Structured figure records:
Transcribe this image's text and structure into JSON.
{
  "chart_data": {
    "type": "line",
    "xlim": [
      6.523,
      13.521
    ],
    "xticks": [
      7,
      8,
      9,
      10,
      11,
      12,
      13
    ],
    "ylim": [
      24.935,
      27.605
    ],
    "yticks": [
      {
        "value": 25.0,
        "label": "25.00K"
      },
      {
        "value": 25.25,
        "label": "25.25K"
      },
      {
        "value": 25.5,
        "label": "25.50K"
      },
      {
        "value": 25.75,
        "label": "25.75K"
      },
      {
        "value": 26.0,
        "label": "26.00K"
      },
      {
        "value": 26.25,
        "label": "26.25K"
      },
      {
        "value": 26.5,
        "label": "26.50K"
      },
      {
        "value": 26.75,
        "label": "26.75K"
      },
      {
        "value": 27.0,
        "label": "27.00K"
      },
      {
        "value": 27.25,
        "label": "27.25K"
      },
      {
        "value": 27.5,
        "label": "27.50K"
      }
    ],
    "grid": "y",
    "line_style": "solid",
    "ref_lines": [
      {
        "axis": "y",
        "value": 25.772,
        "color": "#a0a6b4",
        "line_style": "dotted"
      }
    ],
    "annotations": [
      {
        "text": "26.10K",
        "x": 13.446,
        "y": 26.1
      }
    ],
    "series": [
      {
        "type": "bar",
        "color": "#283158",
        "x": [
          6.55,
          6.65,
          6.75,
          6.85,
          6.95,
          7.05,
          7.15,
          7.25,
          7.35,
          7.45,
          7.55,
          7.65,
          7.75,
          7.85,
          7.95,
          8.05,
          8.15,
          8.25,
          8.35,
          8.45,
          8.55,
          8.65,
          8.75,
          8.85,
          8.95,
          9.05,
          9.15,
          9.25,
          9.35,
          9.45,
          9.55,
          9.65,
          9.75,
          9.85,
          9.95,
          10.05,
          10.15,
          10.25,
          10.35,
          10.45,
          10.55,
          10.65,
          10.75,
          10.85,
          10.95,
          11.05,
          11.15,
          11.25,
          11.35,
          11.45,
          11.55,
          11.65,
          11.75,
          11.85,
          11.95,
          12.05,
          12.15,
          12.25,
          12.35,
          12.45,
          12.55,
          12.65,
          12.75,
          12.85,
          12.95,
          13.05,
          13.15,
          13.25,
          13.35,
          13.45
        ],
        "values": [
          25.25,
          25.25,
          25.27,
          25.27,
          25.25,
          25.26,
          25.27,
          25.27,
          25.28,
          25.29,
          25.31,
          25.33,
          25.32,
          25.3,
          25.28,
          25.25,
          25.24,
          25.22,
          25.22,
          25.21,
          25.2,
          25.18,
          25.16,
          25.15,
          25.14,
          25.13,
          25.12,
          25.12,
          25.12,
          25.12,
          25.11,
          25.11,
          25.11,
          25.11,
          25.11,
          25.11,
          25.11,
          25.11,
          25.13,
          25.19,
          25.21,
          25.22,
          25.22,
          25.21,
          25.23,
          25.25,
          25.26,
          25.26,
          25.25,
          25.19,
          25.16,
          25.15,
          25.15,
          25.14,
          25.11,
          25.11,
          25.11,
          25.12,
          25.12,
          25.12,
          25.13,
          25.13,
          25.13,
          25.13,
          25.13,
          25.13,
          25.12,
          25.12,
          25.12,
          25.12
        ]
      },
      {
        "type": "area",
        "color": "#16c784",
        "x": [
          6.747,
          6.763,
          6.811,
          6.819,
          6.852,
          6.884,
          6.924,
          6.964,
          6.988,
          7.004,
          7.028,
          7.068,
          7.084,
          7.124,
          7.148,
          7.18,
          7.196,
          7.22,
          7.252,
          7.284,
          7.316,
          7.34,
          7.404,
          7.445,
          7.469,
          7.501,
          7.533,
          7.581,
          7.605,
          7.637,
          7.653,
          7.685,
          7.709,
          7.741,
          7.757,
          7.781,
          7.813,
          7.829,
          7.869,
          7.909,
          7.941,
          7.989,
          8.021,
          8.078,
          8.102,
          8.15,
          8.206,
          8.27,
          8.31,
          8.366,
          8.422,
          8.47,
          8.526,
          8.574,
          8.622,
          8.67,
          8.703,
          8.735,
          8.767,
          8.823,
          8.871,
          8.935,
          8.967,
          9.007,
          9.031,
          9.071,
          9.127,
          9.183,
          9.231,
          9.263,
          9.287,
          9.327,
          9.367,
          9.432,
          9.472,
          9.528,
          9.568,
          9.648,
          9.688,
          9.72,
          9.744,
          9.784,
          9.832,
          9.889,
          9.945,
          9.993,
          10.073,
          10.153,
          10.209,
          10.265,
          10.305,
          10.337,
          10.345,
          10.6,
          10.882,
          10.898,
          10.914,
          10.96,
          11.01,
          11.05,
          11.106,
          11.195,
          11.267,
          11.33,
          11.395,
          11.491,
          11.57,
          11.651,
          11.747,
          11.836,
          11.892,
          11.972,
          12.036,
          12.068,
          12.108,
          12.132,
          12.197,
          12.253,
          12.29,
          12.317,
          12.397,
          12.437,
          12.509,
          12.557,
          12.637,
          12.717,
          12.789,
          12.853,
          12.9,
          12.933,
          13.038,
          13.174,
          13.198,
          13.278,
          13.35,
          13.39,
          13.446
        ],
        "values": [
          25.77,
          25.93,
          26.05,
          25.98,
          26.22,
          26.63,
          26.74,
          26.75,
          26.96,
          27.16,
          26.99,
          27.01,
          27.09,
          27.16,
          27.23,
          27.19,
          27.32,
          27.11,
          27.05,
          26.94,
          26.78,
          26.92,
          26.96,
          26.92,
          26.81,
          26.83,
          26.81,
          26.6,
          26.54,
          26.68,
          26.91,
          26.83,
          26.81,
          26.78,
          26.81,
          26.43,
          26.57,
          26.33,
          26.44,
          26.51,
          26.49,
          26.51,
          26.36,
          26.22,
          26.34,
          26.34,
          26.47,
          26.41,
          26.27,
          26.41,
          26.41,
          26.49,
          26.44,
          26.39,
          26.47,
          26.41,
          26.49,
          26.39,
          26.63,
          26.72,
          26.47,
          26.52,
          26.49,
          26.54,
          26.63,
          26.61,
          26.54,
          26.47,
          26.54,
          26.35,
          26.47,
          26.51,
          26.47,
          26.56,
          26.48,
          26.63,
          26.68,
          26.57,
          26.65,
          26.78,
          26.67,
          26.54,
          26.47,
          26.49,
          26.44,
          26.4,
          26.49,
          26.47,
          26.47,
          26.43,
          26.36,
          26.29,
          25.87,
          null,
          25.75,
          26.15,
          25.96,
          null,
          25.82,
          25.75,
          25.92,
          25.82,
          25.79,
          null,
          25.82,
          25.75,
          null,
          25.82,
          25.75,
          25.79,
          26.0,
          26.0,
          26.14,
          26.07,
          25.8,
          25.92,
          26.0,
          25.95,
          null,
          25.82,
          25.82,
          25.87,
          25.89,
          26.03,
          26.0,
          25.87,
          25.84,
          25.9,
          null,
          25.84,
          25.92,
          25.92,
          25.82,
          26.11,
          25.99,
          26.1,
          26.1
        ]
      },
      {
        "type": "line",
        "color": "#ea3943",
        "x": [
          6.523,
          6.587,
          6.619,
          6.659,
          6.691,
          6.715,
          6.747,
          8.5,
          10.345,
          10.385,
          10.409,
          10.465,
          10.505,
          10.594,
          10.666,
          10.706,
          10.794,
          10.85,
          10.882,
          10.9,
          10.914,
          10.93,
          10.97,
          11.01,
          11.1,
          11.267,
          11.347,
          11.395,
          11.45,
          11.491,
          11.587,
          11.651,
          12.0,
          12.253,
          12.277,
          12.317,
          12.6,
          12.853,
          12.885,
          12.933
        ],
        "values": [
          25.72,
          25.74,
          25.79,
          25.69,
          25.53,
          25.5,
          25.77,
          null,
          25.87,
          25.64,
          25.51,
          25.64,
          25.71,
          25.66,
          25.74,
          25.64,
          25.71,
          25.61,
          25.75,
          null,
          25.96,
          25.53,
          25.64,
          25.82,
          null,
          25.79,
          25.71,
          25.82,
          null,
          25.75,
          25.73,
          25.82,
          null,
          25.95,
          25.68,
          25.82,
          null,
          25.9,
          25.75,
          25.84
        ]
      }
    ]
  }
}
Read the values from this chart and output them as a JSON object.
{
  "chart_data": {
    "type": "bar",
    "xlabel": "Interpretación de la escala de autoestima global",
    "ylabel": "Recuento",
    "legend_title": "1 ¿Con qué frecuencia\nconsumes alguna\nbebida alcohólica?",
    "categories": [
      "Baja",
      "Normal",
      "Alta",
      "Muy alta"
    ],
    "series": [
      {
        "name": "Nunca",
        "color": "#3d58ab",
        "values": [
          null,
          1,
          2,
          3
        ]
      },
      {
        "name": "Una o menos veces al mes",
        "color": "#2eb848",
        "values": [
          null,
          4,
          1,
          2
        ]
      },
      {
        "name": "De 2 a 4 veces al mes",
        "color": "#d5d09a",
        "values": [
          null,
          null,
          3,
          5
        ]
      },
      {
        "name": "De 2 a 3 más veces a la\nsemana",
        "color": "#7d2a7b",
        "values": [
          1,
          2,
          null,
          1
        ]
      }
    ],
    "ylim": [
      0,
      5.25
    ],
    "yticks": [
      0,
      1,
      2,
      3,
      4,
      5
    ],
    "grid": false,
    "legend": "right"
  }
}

Your instructions: Copy each line holding the word "JSON" from the listing above.

Written reply:
Transcribe this image's text and structure into JSON.
Read the values from this chart and output them as a JSON object.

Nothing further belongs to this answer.